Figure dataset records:
————

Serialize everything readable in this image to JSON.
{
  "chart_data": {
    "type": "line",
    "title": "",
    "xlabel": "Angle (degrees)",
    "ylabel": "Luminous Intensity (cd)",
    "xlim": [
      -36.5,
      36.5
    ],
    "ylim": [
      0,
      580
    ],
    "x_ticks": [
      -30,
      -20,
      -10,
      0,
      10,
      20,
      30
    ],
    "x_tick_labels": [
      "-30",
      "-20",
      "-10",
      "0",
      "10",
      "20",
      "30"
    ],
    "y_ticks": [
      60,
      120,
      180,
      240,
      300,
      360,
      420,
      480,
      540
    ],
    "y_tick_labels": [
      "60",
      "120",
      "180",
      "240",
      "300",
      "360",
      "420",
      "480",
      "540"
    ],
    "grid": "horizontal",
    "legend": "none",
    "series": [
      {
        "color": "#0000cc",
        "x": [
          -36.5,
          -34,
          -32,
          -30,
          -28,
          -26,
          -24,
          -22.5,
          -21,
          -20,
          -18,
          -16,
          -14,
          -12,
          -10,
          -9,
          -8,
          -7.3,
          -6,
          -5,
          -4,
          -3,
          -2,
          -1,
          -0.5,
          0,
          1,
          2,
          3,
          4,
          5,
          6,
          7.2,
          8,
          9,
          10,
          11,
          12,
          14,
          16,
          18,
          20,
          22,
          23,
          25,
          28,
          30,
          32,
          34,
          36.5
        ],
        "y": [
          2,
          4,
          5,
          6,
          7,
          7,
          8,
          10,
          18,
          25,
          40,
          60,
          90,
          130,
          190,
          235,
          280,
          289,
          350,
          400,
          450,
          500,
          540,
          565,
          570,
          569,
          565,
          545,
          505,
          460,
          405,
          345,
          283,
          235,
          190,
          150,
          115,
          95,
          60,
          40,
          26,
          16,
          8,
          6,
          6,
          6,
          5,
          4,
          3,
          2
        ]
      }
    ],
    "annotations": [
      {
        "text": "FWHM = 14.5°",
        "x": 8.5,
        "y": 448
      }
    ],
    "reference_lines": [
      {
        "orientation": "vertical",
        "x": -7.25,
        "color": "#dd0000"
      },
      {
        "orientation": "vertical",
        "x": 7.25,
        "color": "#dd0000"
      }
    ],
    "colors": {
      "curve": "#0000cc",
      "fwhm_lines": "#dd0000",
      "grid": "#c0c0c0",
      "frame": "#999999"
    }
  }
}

————

Extract every entry above as it appears.

ANSWER IN FULL:
Serialize everything readable in this image to JSON.
{
  "chart_data": {
    "type": "line",
    "title": "",
    "xlabel": "Angle (degrees)",
    "ylabel": "Luminous Intensity (cd)",
    "xlim": [
      -36.5,
      36.5
    ],
    "ylim": [
      0,
      580
    ],
    "x_ticks": [
      -30,
      -20,
      -10,
      0,
      10,
      20,
      30
    ],
    "x_tick_labels": [
      "-30",
      "-20",
      "-10",
      "0",
      "10",
      "20",
      "30"
    ],
    "y_ticks": [
      60,
      120,
      180,
      240,
      300,
      360,
      420,
      480,
      540
    ],
    "y_tick_labels": [
      "60",
      "120",
      "180",
      "240",
      "300",
      "360",
      "420",
      "480",
      "540"
    ],
    "grid": "horizontal",
    "legend": "none",
    "series": [
      {
        "color": "#0000cc",
        "x": [
          -36.5,
          -34,
          -32,
          -30,
          -28,
          -26,
          -24,
          -22.5,
          -21,
          -20,
          -18,
          -16,
          -14,
          -12,
          -10,
          -9,
          -8,
          -7.3,
          -6,
          -5,
          -4,
          -3,
          -2,
          -1,
          -0.5,
          0,
          1,
          2,
          3,
          4,
          5,
          6,
          7.2,
          8,
          9,
          10,
          11,
          12,
          14,
          16,
          18,
          20,
          22,
          23,
          25,
          28,
          30,
          32,
          34,
          36.5
        ],
        "y": [
          2,
          4,
          5,
          6,
          7,
          7,
          8,
          10,
          18,
          25,
          40,
          60,
          90,
          130,
          190,
          235,
          280,
          289,
          350,
          400,
          450,
          500,
          540,
          565,
          570,
          569,
          565,
          545,
          505,
          460,
          405,
          345,
          283,
          235,
          190,
          150,
          115,
          95,
          60,
          40,
          26,
          16,
          8,
          6,
          6,
          6,
          5,
          4,
          3,
          2
        ]
      }
    ],
    "annotations": [
      {
        "text": "FWHM = 14.5°",
        "x": 8.5,
        "y": 448
      }
    ],
    "reference_lines": [
      {
        "orientation": "vertical",
        "x": -7.25,
        "color": "#dd0000"
      },
      {
        "orientation": "vertical",
        "x": 7.25,
        "color": "#dd0000"
      }
    ],
    "colors": {
      "curve": "#0000cc",
      "fwhm_lines": "#dd0000",
      "grid": "#c0c0c0",
      "frame": "#999999"
    }
  }
}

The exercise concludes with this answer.